··· Exercise material ···
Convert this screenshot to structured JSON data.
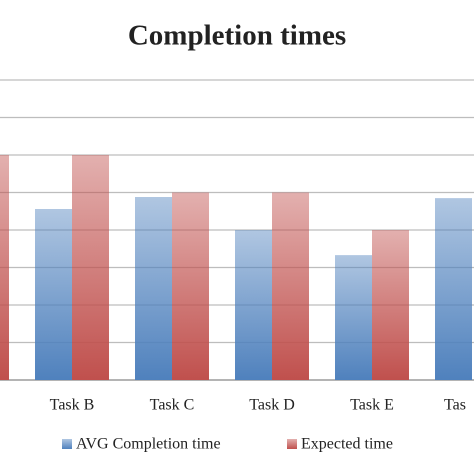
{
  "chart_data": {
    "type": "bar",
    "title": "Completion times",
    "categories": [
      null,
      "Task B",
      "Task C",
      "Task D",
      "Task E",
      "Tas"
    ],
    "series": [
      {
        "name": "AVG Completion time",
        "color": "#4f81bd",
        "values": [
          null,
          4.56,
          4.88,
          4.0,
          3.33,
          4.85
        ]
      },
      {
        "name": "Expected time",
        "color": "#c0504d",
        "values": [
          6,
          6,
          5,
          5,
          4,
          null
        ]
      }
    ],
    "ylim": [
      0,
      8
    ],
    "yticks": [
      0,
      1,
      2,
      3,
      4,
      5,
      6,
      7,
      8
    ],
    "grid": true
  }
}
···
## Short task
Select every line in the records above that contains the word "Completion".

## Written solution
    "title": "Completion times",
        "name": "AVG Completion time",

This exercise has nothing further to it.